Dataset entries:

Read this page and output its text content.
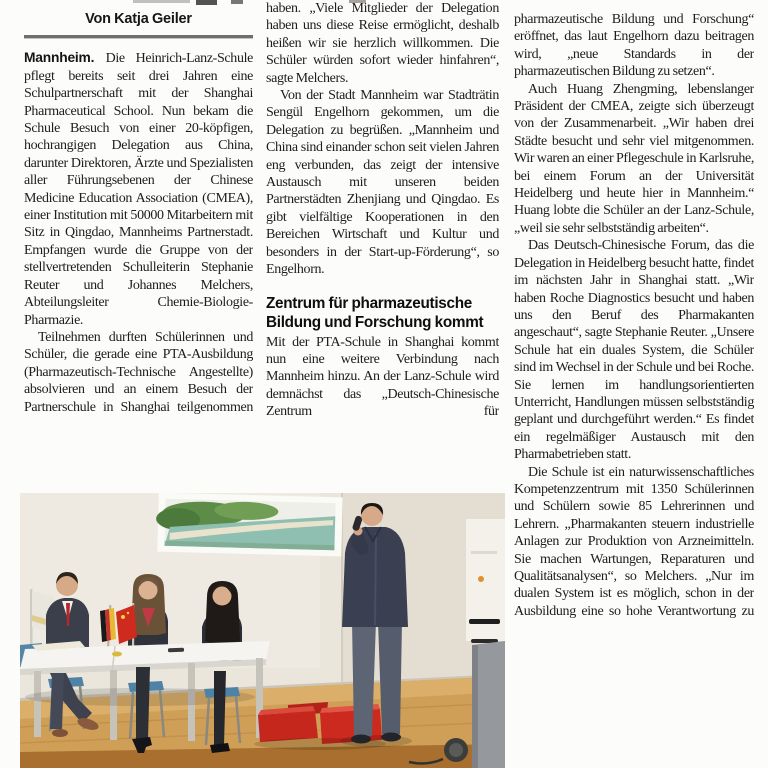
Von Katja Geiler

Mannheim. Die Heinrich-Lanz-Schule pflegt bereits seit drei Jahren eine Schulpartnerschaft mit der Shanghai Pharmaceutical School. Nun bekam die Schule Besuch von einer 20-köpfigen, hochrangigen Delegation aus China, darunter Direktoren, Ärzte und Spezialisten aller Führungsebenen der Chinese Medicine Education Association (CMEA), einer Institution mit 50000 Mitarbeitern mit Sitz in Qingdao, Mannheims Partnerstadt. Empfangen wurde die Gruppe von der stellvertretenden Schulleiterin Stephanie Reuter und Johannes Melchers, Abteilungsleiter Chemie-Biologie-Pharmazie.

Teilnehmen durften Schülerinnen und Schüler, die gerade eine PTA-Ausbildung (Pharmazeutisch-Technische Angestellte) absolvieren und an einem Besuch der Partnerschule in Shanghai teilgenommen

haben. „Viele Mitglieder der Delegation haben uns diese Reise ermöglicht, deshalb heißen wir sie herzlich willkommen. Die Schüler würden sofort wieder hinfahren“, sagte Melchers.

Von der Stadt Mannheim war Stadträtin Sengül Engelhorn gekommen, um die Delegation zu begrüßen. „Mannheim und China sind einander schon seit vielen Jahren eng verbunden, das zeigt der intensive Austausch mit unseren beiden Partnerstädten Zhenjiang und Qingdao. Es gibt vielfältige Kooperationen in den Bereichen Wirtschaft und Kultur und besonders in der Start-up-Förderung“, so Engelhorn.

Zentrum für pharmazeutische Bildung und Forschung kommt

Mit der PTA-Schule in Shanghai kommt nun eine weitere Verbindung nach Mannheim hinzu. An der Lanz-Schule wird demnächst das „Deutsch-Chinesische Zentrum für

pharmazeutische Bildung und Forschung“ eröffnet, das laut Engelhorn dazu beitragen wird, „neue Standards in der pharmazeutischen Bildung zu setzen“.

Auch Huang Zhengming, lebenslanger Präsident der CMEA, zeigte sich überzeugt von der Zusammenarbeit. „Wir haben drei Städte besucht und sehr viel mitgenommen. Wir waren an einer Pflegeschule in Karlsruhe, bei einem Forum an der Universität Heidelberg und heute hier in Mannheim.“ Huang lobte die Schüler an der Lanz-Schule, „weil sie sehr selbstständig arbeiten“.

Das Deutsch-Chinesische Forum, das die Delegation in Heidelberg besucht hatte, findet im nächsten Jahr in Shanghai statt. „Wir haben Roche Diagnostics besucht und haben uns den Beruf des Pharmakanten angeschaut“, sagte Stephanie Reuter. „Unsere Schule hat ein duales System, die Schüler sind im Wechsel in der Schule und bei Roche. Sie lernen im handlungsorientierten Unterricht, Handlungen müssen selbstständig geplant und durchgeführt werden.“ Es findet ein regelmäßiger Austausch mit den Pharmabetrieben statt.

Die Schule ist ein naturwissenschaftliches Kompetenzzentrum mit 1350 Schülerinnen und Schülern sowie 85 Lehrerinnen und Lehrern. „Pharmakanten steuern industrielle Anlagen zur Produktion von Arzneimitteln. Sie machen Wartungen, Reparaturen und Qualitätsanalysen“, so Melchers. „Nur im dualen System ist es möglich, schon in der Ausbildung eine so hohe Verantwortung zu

...

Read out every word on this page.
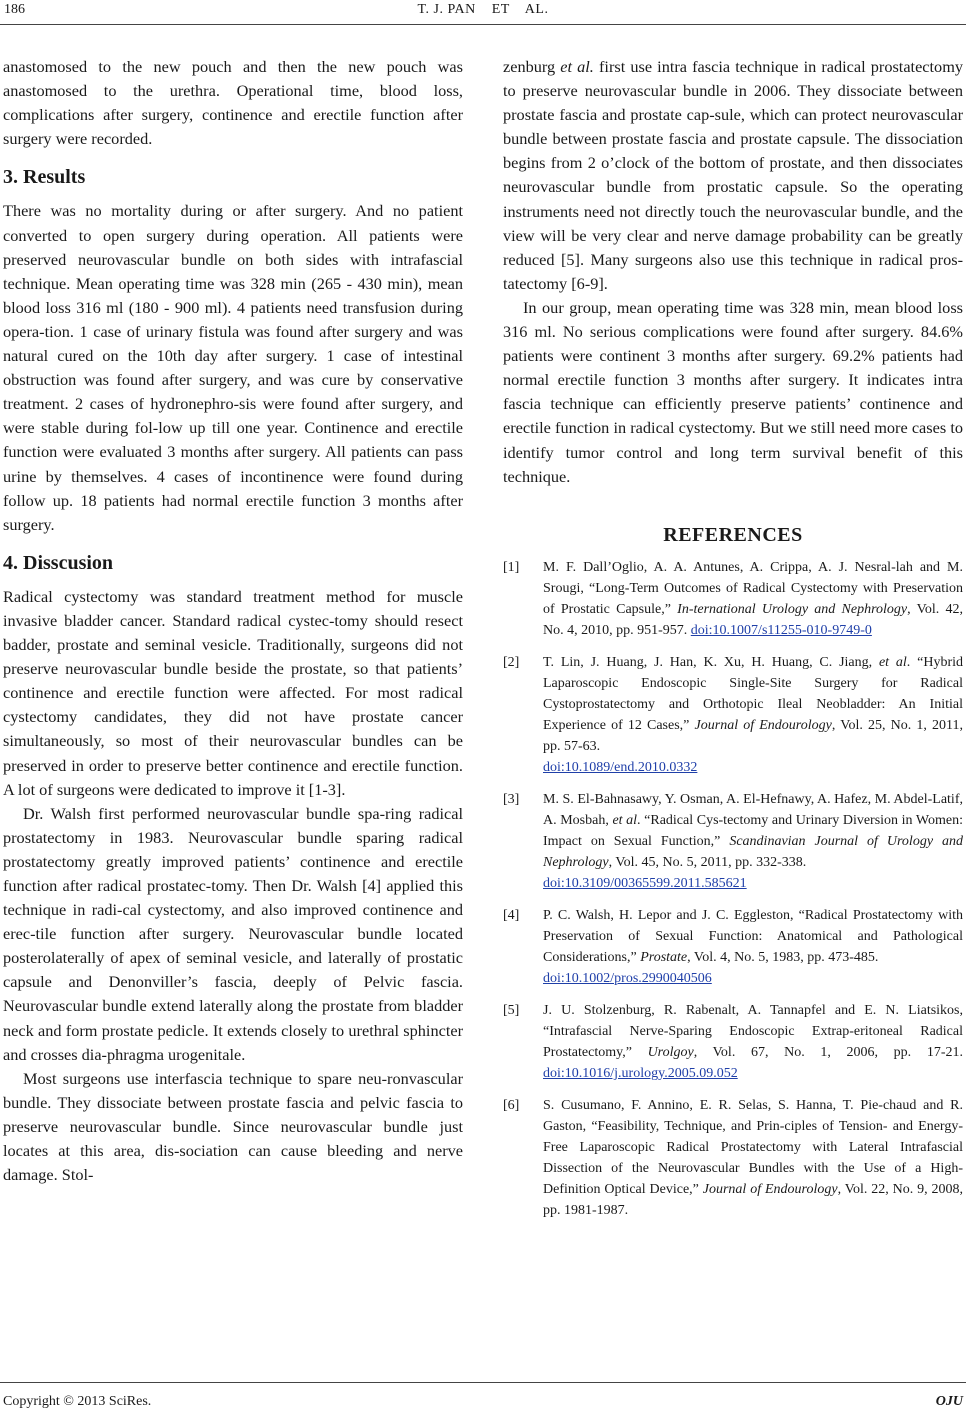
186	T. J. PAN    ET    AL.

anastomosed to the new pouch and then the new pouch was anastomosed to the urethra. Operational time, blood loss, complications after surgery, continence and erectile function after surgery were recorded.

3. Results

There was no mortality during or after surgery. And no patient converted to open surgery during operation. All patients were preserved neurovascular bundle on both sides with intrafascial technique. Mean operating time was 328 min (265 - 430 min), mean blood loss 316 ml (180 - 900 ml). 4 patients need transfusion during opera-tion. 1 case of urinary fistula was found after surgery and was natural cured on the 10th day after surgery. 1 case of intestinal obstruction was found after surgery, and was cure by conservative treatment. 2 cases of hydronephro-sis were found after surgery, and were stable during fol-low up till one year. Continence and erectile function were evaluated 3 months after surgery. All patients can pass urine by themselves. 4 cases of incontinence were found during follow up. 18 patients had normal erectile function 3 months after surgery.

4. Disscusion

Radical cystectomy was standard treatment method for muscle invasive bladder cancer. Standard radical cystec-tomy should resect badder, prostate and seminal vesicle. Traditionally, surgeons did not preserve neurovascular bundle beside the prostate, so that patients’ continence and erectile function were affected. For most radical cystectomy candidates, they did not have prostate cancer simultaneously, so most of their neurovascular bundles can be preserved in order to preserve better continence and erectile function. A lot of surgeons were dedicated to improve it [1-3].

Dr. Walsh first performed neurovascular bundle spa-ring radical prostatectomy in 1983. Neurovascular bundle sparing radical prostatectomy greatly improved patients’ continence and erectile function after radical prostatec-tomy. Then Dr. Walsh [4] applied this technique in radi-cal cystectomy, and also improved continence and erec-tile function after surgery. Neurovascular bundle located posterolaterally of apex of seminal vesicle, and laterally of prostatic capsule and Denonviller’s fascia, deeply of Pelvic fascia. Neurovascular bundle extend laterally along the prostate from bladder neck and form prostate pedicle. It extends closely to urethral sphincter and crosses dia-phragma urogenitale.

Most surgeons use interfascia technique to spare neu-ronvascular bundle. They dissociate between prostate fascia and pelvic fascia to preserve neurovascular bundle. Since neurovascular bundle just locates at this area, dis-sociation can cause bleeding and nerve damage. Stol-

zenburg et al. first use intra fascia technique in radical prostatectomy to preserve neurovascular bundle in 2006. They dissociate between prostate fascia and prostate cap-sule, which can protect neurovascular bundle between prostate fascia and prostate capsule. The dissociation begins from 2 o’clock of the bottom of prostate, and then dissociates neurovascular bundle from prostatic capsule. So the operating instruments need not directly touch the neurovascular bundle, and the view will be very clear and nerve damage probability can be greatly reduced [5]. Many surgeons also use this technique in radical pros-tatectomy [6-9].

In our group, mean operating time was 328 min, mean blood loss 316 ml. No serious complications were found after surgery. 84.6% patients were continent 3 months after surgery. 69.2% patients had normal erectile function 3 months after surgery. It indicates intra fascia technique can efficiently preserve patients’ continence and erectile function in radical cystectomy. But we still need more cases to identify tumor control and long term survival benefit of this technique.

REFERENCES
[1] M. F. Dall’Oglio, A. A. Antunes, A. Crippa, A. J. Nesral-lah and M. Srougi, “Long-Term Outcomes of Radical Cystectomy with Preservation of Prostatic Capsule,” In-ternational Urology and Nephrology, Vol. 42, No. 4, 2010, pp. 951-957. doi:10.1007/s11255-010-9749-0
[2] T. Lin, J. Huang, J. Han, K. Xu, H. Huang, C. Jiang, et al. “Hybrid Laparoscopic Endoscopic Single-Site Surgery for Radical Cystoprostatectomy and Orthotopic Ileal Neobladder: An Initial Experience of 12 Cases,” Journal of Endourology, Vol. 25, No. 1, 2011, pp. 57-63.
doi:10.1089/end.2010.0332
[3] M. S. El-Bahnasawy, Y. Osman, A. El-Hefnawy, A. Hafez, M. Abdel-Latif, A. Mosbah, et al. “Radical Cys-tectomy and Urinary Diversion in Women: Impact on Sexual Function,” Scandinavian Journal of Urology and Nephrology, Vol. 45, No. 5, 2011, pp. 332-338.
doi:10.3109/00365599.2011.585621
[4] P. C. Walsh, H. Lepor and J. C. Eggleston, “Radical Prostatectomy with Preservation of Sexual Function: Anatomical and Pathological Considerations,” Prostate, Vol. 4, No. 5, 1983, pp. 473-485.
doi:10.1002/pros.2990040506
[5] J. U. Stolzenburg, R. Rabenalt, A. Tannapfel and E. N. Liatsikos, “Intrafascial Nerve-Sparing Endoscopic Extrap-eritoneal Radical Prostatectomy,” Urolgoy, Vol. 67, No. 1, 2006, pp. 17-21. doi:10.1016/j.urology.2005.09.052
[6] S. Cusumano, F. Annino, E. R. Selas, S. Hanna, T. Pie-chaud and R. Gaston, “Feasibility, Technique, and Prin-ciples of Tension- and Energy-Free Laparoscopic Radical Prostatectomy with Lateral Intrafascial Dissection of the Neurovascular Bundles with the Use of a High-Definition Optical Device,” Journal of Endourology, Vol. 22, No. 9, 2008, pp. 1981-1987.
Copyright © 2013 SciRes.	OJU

---

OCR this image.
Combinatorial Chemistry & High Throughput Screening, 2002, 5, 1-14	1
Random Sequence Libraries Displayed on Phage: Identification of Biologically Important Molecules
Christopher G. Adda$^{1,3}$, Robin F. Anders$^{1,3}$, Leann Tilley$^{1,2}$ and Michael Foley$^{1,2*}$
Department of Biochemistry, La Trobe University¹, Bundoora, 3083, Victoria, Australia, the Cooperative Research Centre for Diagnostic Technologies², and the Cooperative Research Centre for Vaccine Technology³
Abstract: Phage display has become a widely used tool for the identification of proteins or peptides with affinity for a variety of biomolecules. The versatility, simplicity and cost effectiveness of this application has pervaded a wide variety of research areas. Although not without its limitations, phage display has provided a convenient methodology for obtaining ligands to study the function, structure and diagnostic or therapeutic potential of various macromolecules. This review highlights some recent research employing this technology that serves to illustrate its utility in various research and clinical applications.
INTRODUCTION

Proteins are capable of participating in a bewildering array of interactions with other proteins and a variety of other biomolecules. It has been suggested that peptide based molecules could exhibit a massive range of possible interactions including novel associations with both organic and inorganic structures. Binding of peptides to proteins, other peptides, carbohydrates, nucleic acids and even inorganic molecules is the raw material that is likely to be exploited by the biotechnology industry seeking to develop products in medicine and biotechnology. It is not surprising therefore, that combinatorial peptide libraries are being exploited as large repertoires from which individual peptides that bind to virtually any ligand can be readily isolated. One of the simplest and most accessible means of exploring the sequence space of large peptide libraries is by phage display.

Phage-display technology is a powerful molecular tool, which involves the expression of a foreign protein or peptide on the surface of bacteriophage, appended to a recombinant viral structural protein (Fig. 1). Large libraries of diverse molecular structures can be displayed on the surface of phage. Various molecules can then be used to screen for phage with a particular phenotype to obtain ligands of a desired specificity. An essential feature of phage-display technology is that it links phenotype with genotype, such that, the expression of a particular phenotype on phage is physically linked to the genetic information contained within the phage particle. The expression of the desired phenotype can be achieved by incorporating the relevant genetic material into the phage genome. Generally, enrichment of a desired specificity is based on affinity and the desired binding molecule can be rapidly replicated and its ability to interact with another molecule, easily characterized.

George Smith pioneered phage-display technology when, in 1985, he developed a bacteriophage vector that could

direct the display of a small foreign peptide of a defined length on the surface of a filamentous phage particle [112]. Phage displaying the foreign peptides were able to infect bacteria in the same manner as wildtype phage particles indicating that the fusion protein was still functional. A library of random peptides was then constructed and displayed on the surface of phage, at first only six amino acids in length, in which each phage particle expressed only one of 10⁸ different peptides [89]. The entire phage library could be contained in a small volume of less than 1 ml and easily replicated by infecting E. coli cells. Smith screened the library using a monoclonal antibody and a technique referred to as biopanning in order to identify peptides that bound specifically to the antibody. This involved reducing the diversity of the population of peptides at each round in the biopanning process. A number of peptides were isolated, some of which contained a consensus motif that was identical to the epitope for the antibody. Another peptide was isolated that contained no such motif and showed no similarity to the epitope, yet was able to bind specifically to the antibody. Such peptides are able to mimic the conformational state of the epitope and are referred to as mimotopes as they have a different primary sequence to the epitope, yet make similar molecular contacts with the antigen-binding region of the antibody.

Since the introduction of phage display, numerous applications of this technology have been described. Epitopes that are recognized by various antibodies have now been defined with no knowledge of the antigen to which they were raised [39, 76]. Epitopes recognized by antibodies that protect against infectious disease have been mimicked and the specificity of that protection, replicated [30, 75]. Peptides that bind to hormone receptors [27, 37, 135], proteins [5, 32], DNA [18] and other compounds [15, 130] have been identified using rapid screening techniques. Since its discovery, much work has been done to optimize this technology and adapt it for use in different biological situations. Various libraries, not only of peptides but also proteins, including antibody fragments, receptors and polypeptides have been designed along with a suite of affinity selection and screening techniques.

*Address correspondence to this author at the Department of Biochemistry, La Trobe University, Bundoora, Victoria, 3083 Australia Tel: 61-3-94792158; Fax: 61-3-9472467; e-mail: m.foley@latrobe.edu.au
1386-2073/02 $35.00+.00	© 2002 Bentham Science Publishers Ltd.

▸ **Task brief**
Now copy each line of the entries that mentions "pharmazeutische".

▸ **Response to the task**
Zentrum für pharmazeutische Bildung und Forschung kommt
pharmazeutische Bildung und Forschung“ eröffnet, das laut Engelhorn dazu beitragen wird, „neue Standards in der pharmazeutischen Bildung zu setzen“.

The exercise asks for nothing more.